Work to complete: Give the number of lines holding the string "entrada" and nothing more.

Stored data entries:

"""

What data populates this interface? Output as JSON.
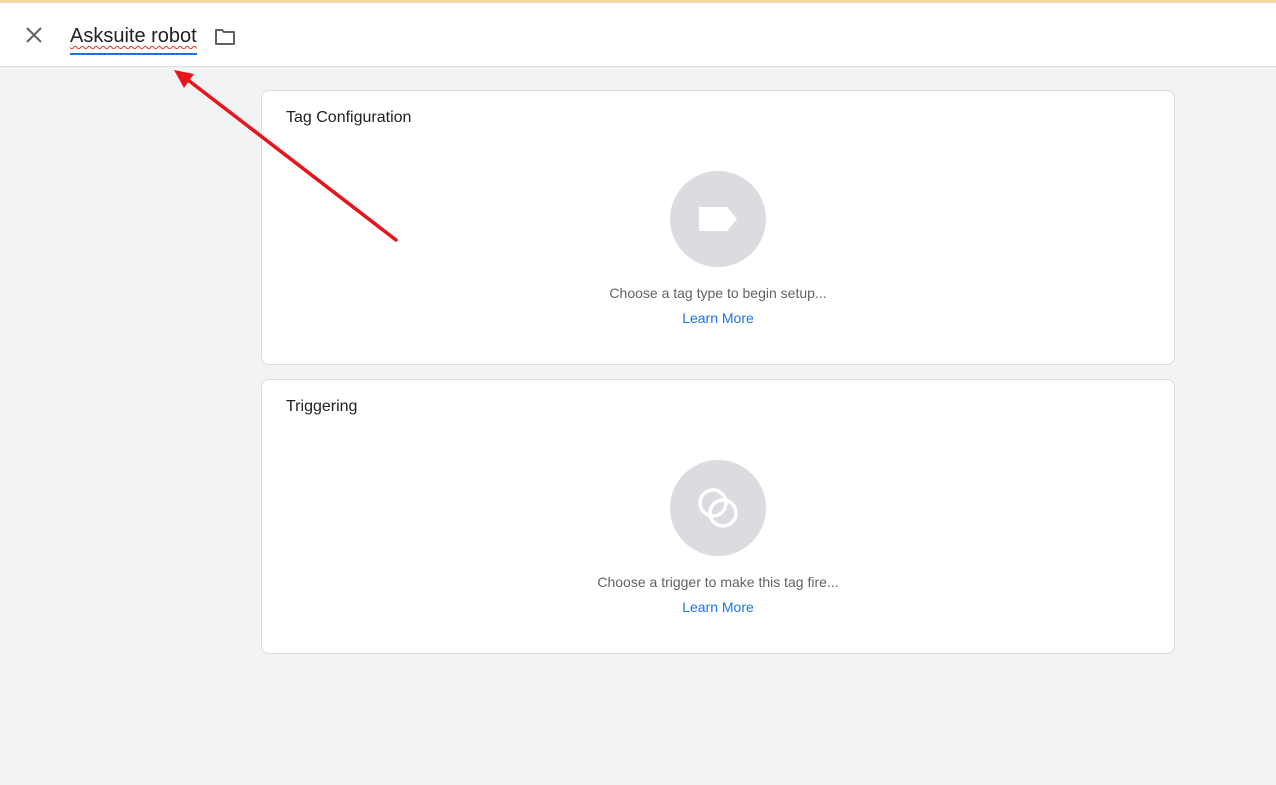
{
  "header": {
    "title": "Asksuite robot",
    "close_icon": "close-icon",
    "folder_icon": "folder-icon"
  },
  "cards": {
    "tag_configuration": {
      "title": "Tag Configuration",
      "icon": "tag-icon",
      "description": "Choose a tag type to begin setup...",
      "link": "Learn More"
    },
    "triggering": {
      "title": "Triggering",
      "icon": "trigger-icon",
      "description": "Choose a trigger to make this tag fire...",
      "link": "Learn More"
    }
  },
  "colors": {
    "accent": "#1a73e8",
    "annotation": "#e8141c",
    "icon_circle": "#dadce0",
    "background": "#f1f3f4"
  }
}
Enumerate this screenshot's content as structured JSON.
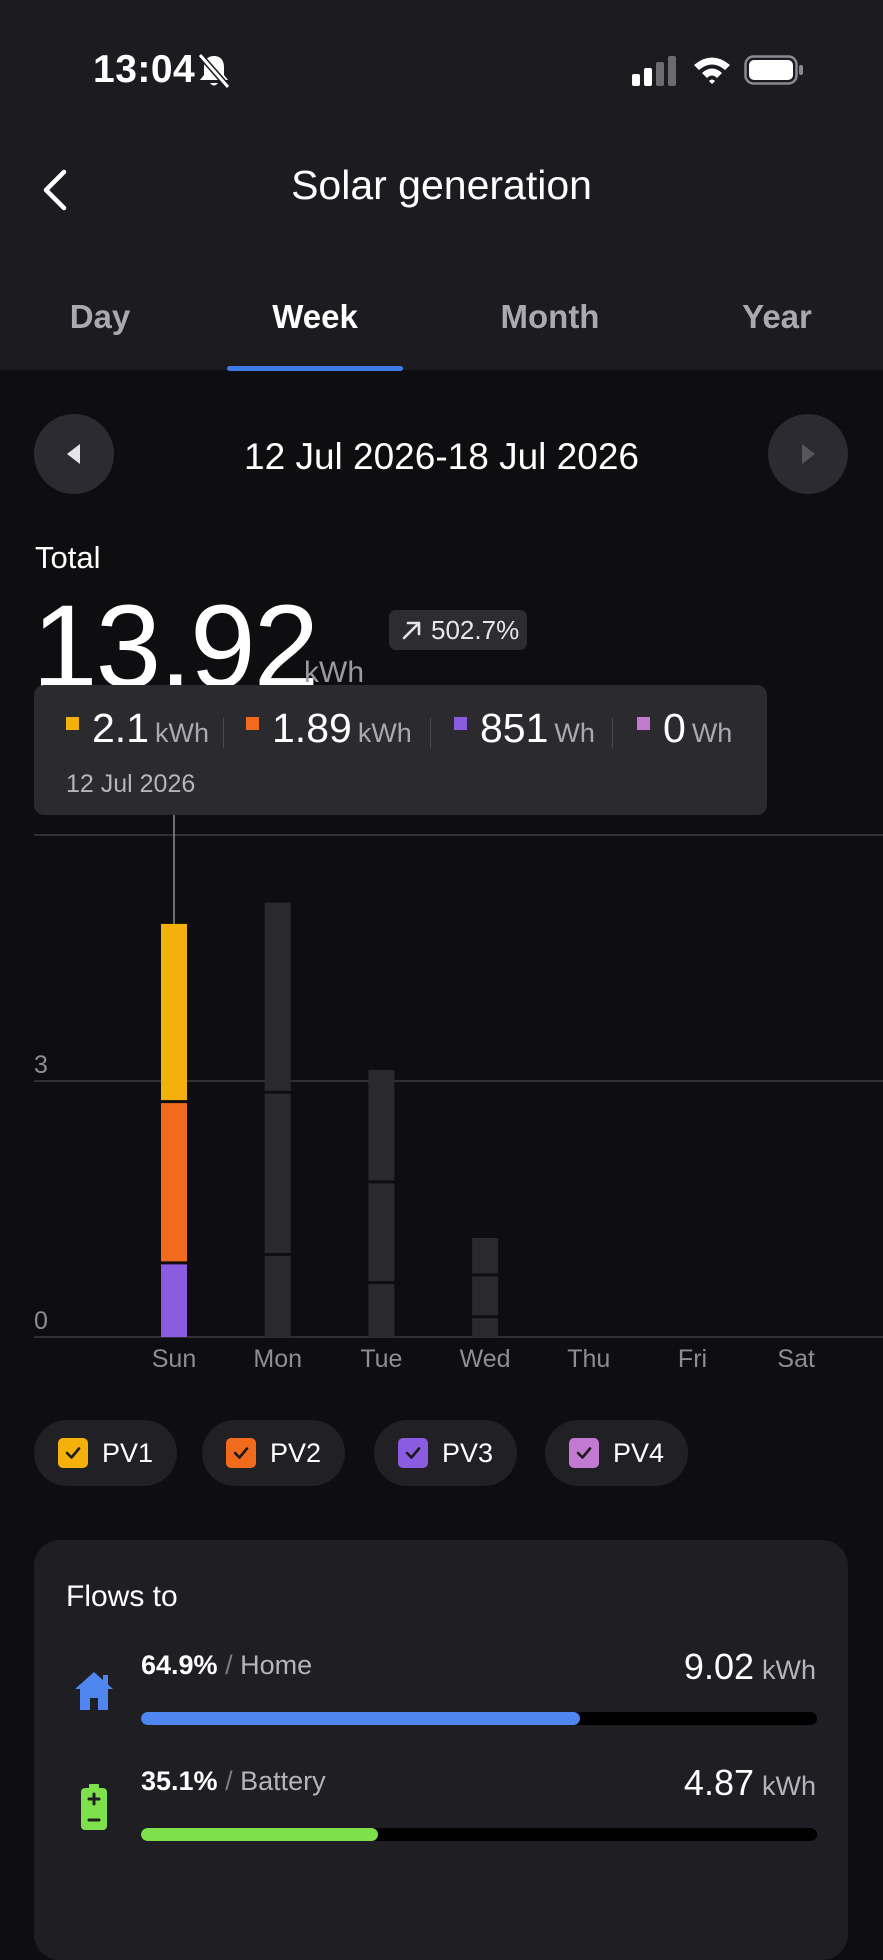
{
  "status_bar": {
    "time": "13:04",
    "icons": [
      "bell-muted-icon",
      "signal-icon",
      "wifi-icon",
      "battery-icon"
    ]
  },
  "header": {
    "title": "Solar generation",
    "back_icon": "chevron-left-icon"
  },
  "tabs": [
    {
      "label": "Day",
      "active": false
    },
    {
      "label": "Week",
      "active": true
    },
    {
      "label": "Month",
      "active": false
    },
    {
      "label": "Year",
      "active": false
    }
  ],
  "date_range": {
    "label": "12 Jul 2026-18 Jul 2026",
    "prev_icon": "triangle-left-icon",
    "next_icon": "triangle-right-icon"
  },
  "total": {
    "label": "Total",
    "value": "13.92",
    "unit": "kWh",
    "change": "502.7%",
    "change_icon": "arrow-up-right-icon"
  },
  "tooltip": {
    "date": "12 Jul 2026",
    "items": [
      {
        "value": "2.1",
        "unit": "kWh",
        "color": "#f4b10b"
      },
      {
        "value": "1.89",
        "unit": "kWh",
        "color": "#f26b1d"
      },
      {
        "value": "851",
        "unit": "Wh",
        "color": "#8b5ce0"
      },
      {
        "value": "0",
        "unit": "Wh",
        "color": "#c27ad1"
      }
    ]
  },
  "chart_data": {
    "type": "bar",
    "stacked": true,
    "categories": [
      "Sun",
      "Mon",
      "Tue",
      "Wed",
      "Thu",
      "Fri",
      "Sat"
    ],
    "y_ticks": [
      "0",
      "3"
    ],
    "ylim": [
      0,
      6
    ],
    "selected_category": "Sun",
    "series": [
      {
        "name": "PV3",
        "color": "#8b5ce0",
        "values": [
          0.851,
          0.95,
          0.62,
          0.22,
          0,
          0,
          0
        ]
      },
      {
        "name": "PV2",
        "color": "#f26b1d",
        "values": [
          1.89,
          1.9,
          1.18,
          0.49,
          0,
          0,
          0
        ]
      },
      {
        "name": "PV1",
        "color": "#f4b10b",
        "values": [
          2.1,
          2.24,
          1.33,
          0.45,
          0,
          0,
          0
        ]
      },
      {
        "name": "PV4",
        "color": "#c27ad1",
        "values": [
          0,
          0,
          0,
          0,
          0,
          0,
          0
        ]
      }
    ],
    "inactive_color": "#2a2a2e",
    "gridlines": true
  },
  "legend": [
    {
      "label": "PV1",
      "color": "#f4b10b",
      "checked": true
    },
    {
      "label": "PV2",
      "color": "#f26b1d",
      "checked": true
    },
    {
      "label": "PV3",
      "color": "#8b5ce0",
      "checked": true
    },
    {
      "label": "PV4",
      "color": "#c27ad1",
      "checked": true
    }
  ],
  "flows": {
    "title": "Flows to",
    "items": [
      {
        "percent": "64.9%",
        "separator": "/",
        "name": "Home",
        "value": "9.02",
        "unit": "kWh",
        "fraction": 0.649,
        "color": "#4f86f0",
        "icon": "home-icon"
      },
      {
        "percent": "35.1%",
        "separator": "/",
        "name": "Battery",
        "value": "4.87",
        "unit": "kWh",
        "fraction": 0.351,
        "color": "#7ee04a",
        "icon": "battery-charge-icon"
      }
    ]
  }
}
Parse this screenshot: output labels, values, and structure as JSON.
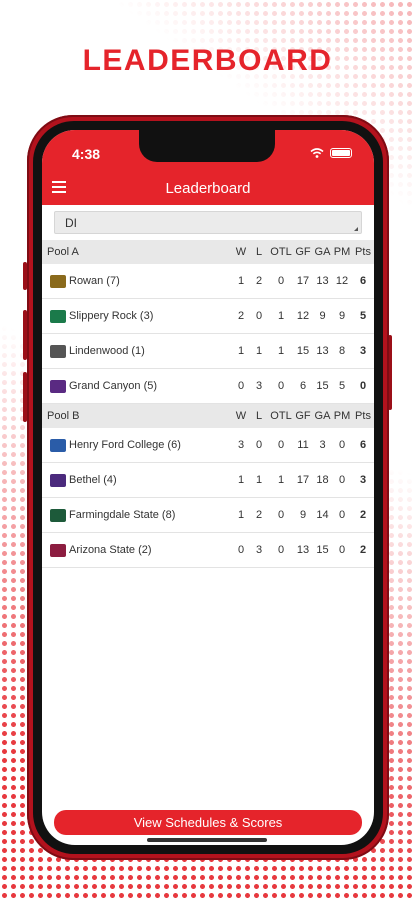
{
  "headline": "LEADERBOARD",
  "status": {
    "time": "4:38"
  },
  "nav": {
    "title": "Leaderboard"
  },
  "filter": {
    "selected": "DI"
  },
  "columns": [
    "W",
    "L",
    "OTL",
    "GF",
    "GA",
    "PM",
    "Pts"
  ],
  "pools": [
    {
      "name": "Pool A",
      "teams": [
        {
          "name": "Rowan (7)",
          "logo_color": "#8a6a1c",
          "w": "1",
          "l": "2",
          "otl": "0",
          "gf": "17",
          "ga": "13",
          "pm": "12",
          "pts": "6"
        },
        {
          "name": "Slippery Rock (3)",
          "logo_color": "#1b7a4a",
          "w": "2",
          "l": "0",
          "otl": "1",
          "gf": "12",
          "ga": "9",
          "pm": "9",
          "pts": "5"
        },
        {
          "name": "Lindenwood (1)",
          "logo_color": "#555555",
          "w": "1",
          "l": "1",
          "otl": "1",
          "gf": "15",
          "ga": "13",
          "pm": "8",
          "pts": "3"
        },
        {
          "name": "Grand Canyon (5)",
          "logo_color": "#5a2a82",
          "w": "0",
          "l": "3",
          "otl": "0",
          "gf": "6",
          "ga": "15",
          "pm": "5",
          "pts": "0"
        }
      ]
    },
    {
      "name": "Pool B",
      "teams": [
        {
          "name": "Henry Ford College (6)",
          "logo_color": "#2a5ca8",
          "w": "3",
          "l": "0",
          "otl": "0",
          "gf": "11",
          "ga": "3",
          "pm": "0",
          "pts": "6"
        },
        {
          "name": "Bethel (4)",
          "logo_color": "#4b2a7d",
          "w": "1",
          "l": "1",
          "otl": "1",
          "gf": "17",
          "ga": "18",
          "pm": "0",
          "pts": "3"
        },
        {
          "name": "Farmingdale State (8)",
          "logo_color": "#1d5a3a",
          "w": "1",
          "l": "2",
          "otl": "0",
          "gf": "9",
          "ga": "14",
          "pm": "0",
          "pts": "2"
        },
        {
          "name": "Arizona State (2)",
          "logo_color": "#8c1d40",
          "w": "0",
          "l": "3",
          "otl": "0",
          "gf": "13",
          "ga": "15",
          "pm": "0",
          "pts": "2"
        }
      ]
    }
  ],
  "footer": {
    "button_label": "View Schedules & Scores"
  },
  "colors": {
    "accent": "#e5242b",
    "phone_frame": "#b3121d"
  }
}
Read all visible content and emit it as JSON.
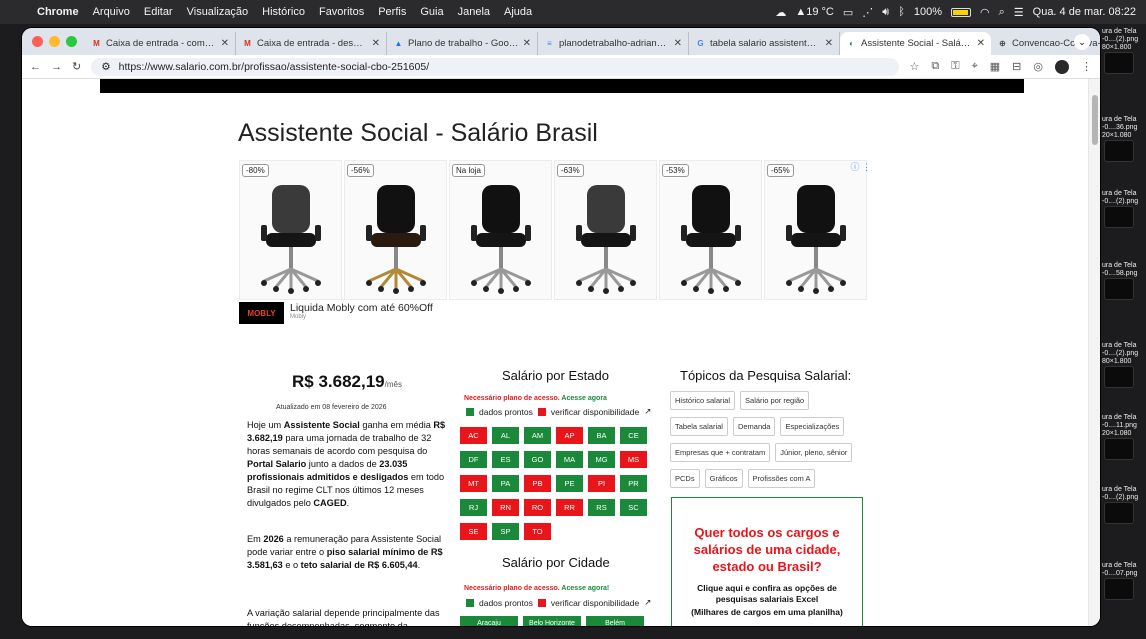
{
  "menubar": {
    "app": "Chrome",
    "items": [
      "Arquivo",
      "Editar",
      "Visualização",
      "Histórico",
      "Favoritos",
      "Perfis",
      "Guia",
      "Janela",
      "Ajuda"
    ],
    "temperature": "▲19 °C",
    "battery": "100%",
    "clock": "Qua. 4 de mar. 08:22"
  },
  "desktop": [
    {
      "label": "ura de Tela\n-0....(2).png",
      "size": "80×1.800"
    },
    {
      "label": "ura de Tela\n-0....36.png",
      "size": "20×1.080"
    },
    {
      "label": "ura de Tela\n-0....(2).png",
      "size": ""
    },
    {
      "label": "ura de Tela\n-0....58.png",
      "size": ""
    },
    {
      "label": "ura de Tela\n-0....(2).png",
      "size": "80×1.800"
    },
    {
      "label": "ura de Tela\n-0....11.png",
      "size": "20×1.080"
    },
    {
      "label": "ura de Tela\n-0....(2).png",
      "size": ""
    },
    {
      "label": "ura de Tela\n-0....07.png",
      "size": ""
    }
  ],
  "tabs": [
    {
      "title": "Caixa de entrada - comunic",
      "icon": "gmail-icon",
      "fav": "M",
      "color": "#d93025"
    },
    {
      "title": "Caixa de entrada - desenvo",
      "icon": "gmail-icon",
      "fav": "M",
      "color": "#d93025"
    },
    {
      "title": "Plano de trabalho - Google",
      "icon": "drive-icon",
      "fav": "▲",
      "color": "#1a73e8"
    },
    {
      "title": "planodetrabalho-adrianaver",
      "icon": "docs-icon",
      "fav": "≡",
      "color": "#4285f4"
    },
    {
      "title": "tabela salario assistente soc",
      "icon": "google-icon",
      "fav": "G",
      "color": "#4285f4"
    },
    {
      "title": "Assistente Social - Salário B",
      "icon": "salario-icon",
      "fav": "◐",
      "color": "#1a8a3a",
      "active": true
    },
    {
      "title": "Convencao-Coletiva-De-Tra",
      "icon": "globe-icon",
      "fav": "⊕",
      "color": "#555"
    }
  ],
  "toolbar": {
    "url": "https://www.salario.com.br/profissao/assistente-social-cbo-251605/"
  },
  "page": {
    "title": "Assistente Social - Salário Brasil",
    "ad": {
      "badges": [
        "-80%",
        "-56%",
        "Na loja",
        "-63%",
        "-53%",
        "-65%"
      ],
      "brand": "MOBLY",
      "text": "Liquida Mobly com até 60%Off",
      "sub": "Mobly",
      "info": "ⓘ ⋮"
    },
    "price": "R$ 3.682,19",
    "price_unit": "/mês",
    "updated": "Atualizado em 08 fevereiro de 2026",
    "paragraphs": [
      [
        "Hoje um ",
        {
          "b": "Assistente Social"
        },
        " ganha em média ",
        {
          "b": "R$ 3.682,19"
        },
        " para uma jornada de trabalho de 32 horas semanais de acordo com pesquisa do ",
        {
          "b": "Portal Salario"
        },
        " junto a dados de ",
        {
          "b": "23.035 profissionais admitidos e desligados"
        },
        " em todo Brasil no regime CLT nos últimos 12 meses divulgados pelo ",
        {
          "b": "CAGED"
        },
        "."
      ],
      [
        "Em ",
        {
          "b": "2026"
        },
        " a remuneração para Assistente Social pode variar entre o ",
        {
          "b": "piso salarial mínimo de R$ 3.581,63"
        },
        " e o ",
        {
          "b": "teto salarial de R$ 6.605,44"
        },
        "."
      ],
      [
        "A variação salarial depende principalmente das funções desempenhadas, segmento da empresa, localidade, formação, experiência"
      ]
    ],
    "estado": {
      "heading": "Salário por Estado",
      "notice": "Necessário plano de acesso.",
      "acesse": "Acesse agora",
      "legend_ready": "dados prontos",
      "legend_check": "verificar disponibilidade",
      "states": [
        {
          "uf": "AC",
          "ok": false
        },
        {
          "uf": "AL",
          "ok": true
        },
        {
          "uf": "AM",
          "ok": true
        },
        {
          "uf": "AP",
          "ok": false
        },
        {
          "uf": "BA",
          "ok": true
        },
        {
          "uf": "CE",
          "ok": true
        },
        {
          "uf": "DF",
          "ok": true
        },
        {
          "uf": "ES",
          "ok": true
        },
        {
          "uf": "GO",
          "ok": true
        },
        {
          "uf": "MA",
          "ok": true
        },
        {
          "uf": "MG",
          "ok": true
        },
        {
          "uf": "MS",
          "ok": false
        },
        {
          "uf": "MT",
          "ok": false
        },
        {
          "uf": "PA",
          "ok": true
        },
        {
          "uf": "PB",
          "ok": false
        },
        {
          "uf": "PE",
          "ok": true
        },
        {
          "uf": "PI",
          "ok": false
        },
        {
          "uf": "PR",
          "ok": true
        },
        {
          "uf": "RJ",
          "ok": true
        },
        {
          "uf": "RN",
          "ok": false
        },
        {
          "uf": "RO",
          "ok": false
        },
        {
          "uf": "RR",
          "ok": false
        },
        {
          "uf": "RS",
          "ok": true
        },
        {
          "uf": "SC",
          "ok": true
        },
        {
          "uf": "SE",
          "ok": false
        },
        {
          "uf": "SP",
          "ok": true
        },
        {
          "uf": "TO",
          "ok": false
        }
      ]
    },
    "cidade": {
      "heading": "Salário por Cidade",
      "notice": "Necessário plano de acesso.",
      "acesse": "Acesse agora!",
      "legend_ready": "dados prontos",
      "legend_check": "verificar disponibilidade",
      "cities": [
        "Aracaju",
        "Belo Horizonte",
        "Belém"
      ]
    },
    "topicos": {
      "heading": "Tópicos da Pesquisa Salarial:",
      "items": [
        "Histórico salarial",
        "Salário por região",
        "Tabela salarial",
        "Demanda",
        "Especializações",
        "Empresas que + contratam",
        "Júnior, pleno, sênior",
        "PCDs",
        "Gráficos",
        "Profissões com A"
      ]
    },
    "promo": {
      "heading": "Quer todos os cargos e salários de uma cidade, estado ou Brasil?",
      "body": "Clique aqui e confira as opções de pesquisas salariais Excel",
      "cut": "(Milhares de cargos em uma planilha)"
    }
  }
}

"""

Reply: 2